Extrait >>
--

Deux ans après la mort d'Alexeï Navalny, l'Europe accuse Moscou de l'avoir empoisonné avec un venin de grenouille rare et violent
Le Journal de Montréal
Deux ans après la mort de l’opposant russe Alexeï Navalny, cinq pays européens ont accusé Moscou de l’avoir assassiné avec un venin de grenouille extrêmement rare et violent, mais cette sortie ne devrait pas bouleverser l’équilibre diplomatique, selon des experts.
«Personne pensait sincèrement que Navalny était mort d’une cause naturelle», soutient Georges Mercier, doctorant en science politique.
Le Royaume-Uni, la Suède, la France, l’Allemagne et les Pays-Bas ont déclaré samedi être convaincus qu’Alexeï Navalny avait été empoisonné avec une toxine létale, à la suite d’échantillons retrouvés sur son corps.
«La politique de ces pays-là était déjà très claire envers la Russie en raison de faits hautement graves qui sont les meurtres de dizaines de milliers d’Ukrainiens», commente pour sa part Guillaume Sauvé, spécialiste de la Russie.

--

Données enregistrées:
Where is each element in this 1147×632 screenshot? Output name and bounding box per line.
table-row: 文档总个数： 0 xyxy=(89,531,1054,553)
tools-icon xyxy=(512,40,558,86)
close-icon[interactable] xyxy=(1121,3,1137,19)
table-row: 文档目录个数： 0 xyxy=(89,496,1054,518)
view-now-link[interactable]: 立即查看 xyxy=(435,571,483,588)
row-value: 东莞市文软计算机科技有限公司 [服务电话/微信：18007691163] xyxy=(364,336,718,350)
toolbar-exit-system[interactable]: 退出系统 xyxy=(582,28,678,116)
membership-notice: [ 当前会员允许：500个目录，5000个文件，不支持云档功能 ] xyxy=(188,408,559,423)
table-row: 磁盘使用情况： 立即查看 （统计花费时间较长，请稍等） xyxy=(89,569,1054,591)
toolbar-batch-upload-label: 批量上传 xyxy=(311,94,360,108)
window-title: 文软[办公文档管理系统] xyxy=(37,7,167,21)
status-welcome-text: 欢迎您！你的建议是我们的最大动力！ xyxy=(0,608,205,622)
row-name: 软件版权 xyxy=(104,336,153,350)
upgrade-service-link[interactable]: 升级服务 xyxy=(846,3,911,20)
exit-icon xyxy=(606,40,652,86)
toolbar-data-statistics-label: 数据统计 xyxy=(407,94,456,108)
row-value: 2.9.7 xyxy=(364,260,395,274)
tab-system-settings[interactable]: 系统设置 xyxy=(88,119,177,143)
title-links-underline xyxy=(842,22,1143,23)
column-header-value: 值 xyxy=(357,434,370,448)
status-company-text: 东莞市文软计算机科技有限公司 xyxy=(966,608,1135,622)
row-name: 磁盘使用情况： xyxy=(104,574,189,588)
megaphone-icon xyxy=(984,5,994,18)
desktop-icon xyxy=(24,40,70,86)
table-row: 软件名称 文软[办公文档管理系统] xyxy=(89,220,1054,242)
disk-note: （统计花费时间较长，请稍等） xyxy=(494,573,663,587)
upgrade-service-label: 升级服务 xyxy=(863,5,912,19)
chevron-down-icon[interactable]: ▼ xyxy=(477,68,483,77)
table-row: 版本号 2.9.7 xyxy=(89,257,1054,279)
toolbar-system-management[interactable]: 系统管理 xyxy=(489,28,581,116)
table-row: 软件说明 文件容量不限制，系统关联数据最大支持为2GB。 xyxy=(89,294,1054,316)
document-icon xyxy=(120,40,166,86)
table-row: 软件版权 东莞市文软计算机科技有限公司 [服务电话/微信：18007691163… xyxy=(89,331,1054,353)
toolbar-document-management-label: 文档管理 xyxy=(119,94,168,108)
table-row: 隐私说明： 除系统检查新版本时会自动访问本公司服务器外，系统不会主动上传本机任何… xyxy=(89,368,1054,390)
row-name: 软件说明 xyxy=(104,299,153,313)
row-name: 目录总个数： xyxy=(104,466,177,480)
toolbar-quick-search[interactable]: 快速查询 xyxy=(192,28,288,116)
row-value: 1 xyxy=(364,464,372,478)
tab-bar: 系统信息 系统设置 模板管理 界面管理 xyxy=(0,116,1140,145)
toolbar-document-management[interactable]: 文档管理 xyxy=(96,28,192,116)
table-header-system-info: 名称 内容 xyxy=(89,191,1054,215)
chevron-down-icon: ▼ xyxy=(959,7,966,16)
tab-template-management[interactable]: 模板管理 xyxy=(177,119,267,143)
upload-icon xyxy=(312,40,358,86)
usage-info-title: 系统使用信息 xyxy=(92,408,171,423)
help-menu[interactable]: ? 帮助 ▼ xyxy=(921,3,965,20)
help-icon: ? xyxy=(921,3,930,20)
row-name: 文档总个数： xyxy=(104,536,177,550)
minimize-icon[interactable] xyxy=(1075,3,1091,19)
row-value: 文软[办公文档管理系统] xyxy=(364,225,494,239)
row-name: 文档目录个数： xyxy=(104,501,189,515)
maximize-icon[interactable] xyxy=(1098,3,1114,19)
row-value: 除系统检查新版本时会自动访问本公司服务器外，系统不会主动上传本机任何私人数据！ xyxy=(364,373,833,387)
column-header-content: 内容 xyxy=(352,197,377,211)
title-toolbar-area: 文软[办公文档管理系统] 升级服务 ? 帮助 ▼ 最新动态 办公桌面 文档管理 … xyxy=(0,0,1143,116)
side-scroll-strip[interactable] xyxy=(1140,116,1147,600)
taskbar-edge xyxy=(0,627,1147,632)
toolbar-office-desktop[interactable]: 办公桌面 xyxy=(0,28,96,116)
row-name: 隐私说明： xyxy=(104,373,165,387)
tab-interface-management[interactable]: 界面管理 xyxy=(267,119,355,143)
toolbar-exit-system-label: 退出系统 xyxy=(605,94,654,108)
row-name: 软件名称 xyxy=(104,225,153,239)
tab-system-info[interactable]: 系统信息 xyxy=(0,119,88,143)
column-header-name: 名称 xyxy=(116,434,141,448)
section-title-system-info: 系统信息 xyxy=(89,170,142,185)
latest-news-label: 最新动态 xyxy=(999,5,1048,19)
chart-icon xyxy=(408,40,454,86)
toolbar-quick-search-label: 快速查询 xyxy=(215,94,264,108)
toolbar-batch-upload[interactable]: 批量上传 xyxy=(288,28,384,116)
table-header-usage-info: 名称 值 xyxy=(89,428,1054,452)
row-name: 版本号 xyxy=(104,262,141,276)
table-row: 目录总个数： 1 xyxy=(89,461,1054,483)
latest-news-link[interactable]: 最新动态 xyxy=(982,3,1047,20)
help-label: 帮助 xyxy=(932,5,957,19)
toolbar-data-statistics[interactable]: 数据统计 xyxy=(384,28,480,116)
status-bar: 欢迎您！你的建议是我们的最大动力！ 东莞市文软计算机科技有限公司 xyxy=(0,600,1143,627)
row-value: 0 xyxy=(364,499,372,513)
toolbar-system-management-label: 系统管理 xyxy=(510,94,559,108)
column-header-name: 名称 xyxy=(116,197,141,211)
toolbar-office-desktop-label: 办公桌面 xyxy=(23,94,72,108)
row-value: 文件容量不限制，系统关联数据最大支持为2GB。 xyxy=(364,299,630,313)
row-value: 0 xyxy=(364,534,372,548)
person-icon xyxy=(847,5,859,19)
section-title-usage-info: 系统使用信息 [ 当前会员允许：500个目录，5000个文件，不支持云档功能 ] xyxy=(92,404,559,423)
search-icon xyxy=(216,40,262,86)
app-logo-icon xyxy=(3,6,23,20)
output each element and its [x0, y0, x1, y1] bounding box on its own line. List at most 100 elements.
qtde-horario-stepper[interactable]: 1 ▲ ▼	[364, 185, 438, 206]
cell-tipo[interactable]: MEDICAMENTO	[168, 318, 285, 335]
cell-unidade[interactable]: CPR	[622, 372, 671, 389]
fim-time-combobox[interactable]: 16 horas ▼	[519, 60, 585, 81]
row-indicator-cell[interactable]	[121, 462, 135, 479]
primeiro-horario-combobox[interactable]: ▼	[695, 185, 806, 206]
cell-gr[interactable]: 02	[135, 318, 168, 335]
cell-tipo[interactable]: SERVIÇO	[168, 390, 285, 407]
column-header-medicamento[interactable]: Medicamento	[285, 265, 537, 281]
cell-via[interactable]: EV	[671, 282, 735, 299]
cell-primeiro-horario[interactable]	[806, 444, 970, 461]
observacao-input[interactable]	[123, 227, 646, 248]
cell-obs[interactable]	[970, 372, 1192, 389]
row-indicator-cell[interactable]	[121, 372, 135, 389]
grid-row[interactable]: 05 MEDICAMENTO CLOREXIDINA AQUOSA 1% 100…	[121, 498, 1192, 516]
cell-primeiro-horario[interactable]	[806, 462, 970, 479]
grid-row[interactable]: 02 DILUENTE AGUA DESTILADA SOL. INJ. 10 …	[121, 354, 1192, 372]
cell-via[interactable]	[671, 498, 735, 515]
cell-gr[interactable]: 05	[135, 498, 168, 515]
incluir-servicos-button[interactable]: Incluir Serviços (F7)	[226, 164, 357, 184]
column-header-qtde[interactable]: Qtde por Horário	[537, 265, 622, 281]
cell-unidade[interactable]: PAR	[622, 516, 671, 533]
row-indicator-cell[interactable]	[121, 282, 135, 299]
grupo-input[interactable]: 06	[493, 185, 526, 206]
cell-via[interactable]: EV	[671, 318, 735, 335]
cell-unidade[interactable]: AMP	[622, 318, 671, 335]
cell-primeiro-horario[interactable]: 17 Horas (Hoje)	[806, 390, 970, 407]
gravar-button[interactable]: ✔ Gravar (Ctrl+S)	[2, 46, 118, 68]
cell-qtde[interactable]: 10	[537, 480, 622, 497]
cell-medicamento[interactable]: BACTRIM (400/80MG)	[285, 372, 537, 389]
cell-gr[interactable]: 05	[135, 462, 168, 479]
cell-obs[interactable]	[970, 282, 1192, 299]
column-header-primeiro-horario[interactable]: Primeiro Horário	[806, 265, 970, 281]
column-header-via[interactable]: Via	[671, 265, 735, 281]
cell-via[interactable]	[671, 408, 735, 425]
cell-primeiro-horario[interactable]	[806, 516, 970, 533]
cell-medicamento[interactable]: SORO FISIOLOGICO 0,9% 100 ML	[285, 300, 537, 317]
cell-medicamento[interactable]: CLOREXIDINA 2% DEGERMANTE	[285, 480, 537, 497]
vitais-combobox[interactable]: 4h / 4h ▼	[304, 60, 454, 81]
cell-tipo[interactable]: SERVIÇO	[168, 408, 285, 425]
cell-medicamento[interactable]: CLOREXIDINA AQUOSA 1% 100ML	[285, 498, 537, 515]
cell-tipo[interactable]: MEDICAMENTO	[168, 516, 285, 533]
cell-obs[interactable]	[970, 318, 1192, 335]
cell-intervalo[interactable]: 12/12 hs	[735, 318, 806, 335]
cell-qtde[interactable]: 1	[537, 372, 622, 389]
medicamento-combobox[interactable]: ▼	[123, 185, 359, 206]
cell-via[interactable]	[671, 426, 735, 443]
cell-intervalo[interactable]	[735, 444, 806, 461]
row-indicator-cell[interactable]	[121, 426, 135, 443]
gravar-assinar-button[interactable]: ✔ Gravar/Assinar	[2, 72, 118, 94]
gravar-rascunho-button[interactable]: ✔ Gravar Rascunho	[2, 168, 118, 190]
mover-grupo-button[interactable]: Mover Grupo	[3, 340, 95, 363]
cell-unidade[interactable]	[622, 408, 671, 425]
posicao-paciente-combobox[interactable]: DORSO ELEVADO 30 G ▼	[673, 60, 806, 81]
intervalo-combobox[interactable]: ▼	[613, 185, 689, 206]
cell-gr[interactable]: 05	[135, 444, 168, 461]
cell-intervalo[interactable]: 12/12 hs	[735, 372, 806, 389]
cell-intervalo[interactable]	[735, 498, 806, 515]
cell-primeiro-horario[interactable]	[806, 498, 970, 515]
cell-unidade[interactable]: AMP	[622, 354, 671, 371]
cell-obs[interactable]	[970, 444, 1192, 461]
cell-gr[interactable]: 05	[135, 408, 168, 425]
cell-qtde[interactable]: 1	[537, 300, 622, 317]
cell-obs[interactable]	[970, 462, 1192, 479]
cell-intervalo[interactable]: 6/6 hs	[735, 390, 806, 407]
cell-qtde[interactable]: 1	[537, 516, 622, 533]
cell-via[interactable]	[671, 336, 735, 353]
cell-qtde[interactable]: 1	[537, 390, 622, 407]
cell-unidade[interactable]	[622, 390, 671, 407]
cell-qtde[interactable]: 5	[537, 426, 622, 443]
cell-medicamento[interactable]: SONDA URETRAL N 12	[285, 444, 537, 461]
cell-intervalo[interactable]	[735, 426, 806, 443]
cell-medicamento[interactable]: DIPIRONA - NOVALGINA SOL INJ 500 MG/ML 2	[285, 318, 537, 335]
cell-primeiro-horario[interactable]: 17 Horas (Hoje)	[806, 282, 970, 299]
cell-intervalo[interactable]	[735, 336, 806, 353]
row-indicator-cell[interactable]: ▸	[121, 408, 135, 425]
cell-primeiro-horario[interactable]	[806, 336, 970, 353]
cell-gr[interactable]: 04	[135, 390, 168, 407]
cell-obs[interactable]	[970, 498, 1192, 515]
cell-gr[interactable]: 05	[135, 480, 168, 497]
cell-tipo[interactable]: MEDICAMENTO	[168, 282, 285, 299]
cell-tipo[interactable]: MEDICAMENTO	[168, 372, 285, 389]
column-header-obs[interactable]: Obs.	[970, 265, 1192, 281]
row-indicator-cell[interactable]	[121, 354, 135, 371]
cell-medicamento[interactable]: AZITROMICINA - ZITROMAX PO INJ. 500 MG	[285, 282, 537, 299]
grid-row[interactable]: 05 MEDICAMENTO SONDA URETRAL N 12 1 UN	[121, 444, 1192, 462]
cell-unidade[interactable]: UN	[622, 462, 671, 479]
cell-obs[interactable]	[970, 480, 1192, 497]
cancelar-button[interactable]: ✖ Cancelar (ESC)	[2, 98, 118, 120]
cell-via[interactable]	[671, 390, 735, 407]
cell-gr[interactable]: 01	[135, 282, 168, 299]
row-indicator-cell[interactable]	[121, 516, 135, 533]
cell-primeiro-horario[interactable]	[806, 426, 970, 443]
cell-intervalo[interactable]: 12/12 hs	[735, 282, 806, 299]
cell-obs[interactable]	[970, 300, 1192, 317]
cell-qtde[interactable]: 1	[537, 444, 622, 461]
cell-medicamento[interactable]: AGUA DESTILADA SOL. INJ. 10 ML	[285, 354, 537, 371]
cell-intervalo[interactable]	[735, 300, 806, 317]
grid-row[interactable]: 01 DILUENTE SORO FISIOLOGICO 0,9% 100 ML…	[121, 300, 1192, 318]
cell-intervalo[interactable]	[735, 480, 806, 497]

--

Consigne >>
Répondez brièvement à ces questions sur l'article consacré à la mort d'Alexeï Navalny :
(a) Combien de pays européens ont accusé Moscou ?
(b) Quel jour ces pays ont-ils fait leur déclaration ?
(c) Quel titre l'article donne-t-il à Georges Mercier ?

Réponse >>
(a) Cinq.
(b) Samedi.
(c) Doctorant en science politique.